- **TASK GOAL**: Show all lines that include the string "JSON"; copy each one.

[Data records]
Start

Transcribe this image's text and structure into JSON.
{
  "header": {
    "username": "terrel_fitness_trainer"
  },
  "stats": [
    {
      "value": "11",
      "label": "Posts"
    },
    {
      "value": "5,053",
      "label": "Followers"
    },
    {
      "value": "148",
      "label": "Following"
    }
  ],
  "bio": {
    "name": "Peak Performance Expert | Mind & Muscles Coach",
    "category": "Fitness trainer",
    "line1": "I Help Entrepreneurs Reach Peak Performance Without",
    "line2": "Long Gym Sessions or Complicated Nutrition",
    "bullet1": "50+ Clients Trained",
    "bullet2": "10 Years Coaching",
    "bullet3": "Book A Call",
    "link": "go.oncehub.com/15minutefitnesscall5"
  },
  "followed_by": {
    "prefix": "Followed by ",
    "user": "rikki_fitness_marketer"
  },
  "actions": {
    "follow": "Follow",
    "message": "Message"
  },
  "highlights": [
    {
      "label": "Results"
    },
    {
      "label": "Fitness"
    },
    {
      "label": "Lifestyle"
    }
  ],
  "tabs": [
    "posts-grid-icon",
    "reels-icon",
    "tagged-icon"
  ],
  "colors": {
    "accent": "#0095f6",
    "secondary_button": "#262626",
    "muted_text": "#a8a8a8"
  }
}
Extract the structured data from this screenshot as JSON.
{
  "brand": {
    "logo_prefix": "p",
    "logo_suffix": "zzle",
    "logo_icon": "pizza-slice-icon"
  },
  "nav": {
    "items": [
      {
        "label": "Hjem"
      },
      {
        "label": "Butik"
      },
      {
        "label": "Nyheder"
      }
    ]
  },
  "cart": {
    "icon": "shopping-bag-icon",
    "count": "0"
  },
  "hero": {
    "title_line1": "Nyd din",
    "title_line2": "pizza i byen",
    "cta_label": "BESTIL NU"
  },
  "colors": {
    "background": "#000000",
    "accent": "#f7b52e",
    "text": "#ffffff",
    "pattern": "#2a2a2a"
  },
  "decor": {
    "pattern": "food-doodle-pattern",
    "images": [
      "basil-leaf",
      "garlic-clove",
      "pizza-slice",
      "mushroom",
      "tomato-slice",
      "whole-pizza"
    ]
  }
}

End

- **OUTPUT FOR THIS TASK**:
Transcribe this image's text and structure into JSON.
Extract the structured data from this screenshot as JSON.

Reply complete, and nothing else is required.